Brief >>
Repeat verbatim every line of the material, beginning at the line that holds "Type out the text in this image." and ending at its last line.

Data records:
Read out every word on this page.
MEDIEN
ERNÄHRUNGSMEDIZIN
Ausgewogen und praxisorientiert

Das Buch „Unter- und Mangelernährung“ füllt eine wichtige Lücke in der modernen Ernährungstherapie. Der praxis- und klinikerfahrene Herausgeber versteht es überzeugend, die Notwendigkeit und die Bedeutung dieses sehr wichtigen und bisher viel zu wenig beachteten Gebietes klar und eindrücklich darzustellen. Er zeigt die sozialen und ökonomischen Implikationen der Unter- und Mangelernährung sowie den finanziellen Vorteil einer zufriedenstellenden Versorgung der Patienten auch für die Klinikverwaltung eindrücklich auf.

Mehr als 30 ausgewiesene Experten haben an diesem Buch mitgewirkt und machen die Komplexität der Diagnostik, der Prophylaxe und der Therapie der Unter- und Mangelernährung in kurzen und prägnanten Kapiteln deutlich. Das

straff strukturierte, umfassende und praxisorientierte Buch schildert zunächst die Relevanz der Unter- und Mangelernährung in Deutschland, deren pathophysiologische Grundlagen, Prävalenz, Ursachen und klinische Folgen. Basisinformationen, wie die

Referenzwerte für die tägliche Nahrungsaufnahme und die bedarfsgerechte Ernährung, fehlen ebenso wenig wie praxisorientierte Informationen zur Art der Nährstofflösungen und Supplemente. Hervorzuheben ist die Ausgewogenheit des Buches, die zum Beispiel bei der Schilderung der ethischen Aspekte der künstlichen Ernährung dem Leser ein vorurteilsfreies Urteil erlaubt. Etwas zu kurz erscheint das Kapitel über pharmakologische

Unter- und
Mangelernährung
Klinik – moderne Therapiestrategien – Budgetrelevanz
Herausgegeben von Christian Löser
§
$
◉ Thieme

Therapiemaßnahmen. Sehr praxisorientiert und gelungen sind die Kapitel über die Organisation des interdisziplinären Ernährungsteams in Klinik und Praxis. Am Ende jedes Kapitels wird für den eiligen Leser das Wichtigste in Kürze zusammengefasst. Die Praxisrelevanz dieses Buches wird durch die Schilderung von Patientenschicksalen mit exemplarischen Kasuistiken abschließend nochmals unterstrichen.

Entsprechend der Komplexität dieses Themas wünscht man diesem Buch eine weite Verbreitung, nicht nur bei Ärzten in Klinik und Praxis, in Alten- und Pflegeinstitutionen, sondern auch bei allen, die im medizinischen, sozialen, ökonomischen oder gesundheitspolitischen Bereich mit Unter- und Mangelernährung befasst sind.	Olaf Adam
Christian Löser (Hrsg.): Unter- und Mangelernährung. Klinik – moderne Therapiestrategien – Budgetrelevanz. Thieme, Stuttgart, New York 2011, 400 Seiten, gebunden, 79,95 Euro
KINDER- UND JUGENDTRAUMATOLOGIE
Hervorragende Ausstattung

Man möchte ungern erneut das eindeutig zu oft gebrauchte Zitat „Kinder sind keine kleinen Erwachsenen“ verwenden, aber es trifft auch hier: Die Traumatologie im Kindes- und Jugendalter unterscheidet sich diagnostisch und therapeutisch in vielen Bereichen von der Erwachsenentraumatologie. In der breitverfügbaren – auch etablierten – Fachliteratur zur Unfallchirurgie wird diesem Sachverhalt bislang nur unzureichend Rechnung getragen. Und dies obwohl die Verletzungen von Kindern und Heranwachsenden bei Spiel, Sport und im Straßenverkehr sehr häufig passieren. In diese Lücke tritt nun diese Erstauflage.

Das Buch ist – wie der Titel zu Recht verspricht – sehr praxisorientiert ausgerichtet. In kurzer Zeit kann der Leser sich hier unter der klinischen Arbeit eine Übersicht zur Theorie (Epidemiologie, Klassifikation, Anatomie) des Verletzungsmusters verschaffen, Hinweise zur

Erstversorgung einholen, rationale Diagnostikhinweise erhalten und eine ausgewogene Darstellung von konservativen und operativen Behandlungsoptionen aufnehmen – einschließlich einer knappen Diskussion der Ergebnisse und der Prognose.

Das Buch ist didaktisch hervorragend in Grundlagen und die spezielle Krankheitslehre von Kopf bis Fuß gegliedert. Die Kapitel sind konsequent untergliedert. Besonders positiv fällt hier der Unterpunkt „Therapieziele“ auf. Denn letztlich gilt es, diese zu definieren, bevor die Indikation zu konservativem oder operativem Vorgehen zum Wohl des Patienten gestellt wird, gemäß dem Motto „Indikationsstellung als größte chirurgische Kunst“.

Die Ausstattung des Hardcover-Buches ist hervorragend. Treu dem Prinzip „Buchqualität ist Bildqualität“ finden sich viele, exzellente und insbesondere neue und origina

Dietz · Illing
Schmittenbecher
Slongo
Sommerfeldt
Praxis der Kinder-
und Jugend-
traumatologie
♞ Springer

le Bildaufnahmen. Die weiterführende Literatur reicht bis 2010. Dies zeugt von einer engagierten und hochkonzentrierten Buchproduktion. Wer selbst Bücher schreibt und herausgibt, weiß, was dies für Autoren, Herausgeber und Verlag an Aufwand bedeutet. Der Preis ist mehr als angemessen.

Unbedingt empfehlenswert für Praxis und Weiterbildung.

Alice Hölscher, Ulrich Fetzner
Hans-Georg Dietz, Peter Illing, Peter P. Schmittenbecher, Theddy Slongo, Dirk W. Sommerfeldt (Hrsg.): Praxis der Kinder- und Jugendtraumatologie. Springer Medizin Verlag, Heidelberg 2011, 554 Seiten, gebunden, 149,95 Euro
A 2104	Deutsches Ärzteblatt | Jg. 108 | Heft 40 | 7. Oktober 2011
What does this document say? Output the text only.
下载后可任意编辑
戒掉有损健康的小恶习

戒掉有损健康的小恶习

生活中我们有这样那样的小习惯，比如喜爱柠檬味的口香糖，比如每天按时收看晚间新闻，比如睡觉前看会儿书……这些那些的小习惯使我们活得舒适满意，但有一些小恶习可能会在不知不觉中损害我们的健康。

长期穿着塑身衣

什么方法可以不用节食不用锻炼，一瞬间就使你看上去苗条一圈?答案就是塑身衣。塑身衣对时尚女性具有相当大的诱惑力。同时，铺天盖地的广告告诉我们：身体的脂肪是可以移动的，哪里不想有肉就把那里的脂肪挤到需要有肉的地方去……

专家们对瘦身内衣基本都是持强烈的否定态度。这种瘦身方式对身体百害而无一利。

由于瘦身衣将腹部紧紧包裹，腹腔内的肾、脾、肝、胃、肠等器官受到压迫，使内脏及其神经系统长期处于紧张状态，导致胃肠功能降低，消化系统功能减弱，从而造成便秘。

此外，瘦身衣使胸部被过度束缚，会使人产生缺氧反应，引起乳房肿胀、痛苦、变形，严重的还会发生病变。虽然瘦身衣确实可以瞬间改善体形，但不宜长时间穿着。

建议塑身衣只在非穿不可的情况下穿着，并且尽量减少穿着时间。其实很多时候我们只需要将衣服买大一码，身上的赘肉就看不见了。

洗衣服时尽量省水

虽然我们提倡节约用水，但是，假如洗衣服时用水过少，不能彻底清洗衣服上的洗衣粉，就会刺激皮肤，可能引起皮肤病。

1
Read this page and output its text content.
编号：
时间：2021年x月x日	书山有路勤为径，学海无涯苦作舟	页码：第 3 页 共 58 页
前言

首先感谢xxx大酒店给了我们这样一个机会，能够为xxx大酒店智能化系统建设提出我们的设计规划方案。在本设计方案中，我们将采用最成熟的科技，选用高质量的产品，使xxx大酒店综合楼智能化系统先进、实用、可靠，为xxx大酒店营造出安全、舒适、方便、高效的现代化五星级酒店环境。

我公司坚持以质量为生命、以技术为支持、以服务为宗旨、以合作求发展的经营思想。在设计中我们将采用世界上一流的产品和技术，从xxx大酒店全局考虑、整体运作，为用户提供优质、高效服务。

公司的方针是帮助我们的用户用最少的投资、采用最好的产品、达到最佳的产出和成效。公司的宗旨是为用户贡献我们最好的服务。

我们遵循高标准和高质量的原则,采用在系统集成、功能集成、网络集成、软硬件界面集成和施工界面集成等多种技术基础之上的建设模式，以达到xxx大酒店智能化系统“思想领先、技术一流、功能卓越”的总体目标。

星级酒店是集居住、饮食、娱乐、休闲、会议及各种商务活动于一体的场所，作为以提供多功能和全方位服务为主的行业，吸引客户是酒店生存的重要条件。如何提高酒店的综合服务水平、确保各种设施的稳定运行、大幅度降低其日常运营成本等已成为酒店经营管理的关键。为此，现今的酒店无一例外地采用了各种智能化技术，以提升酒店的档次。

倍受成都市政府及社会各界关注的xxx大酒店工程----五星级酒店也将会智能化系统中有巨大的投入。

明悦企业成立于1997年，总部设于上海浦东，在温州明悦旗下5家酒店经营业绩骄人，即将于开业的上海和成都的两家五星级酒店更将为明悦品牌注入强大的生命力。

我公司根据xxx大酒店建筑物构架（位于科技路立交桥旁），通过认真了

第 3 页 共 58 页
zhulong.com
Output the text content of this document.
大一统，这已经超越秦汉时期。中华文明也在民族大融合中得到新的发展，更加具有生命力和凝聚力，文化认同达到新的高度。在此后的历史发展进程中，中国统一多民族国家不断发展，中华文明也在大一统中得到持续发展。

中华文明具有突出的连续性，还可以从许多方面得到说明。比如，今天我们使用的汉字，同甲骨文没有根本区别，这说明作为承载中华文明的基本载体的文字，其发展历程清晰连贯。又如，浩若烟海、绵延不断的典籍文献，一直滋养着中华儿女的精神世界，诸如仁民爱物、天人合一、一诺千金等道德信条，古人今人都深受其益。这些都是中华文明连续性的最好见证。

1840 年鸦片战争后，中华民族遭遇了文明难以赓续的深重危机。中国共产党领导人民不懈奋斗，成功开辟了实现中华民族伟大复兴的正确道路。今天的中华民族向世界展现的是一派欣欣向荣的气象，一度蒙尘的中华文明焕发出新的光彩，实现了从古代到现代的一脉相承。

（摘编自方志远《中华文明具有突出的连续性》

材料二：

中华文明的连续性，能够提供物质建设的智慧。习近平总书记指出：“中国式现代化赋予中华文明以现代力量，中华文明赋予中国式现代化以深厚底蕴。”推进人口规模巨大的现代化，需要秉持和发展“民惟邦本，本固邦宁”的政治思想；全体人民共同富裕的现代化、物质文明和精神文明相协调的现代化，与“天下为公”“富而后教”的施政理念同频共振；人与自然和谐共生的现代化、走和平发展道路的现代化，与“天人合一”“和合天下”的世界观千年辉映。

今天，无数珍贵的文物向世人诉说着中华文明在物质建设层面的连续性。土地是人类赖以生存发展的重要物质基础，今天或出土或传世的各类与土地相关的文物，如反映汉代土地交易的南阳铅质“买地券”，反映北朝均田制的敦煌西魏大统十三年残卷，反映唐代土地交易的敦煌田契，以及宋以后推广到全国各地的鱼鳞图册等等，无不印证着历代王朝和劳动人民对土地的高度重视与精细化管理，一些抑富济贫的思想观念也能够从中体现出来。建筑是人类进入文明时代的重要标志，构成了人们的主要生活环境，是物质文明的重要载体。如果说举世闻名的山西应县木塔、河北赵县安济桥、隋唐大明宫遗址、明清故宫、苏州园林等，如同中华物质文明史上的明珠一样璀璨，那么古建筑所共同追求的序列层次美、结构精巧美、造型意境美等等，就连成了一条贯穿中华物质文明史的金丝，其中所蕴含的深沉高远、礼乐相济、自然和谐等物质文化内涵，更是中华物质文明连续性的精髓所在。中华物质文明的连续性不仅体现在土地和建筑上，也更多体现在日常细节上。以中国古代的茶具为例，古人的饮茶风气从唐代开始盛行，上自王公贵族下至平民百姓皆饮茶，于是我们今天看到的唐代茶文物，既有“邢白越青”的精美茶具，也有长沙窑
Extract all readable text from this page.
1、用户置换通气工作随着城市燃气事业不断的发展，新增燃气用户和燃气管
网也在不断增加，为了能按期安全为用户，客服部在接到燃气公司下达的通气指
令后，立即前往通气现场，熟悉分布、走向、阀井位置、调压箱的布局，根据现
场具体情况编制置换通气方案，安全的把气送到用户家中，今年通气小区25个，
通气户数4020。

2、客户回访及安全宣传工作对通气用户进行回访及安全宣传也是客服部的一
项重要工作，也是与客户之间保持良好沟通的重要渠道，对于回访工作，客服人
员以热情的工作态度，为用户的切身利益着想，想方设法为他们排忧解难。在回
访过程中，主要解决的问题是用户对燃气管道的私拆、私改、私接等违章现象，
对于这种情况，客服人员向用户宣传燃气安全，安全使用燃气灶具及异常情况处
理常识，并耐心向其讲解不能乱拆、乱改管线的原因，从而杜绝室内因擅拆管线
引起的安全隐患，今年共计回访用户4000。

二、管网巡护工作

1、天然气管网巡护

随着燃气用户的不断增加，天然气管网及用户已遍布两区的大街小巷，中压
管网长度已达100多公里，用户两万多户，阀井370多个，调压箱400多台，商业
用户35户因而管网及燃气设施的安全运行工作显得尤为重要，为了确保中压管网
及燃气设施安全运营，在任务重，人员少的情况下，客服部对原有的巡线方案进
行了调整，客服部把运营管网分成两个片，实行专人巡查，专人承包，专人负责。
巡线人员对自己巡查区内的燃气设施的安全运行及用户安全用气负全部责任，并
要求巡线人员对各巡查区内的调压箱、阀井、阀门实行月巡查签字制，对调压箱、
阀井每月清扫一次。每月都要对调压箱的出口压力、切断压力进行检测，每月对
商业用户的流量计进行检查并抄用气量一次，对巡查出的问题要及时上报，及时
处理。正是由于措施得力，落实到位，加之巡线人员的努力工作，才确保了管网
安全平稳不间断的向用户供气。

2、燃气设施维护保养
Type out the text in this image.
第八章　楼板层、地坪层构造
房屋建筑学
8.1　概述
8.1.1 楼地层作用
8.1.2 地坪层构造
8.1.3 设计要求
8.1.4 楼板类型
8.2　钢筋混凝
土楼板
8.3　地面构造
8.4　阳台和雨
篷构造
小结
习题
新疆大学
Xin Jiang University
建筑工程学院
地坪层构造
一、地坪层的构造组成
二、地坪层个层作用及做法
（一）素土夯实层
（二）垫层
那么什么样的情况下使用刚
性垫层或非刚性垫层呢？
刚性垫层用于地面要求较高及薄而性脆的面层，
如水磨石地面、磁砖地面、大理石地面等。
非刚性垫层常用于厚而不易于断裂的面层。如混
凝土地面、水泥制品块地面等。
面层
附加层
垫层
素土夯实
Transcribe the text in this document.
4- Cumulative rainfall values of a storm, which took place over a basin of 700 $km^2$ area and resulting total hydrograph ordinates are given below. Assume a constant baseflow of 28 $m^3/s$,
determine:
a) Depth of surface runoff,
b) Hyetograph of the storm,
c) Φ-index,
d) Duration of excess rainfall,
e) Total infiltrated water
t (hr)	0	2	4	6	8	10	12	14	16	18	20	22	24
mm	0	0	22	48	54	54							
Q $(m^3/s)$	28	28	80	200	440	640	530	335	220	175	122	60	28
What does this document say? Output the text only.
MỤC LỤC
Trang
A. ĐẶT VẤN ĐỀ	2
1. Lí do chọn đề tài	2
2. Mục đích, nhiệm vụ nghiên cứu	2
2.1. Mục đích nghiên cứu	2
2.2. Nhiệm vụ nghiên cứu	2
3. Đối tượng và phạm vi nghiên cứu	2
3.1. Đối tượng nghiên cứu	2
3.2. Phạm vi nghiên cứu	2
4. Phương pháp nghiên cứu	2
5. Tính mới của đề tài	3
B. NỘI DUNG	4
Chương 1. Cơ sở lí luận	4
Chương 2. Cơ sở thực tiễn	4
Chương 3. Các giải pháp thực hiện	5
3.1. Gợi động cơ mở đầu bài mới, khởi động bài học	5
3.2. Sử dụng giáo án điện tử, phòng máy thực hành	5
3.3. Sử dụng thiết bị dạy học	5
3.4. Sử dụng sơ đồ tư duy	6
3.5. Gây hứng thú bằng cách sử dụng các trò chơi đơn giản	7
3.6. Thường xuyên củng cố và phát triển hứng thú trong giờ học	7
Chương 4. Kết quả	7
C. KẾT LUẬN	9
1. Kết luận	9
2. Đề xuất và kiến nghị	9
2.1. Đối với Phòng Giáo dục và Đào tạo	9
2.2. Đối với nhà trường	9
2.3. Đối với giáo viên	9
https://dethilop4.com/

Full answer >>
Type out the text in this image.
第八章　楼板层、地坪层构造
房屋建筑学
8.1　概述
8.1.1 楼地层作用
8.1.2 地坪层构造
8.1.3 设计要求
8.1.4 楼板类型
8.2　钢筋混凝
土楼板
8.3　地面构造
8.4　阳台和雨
篷构造
小结
习题
新疆大学
Xin Jiang University
建筑工程学院
地坪层构造
一、地坪层的构造组成
二、地坪层个层作用及做法
（一）素土夯实层
（二）垫层
那么什么样的情况下使用刚
性垫层或非刚性垫层呢？
刚性垫层用于地面要求较高及薄而性脆的面层，
如水磨石地面、磁砖地面、大理石地面等。
非刚性垫层常用于厚而不易于断裂的面层。如混
凝土地面、水泥制品块地面等。
面层
附加层
垫层
素土夯实
Transcribe the text in this document.
4- Cumulative rainfall values of a storm, which took place over a basin of 700 $km^2$ area and resulting total hydrograph ordinates are given below. Assume a constant baseflow of 28 $m^3/s$,
determine:
a) Depth of surface runoff,
b) Hyetograph of the storm,
c) Φ-index,
d) Duration of excess rainfall,
e) Total infiltrated water
t (hr)	0	2	4	6	8	10	12	14	16	18	20	22	24
mm	0	0	22	48	54	54							
Q $(m^3/s)$	28	28	80	200	440	640	530	335	220	175	122	60	28
What does this document say? Output the text only.
MỤC LỤC
Trang
A. ĐẶT VẤN ĐỀ	2
1. Lí do chọn đề tài	2
2. Mục đích, nhiệm vụ nghiên cứu	2
2.1. Mục đích nghiên cứu	2
2.2. Nhiệm vụ nghiên cứu	2
3. Đối tượng và phạm vi nghiên cứu	2
3.1. Đối tượng nghiên cứu	2
3.2. Phạm vi nghiên cứu	2
4. Phương pháp nghiên cứu	2
5. Tính mới của đề tài	3
B. NỘI DUNG	4
Chương 1. Cơ sở lí luận	4
Chương 2. Cơ sở thực tiễn	4
Chương 3. Các giải pháp thực hiện	5
3.1. Gợi động cơ mở đầu bài mới, khởi động bài học	5
3.2. Sử dụng giáo án điện tử, phòng máy thực hành	5
3.3. Sử dụng thiết bị dạy học	5
3.4. Sử dụng sơ đồ tư duy	6
3.5. Gây hứng thú bằng cách sử dụng các trò chơi đơn giản	7
3.6. Thường xuyên củng cố và phát triển hứng thú trong giờ học	7
Chương 4. Kết quả	7
C. KẾT LUẬN	9
1. Kết luận	9
2. Đề xuất và kiến nghị	9
2.1. Đối với Phòng Giáo dục và Đào tạo	9
2.2. Đối với nhà trường	9
2.3. Đối với giáo viên	9
https://dethilop4.com/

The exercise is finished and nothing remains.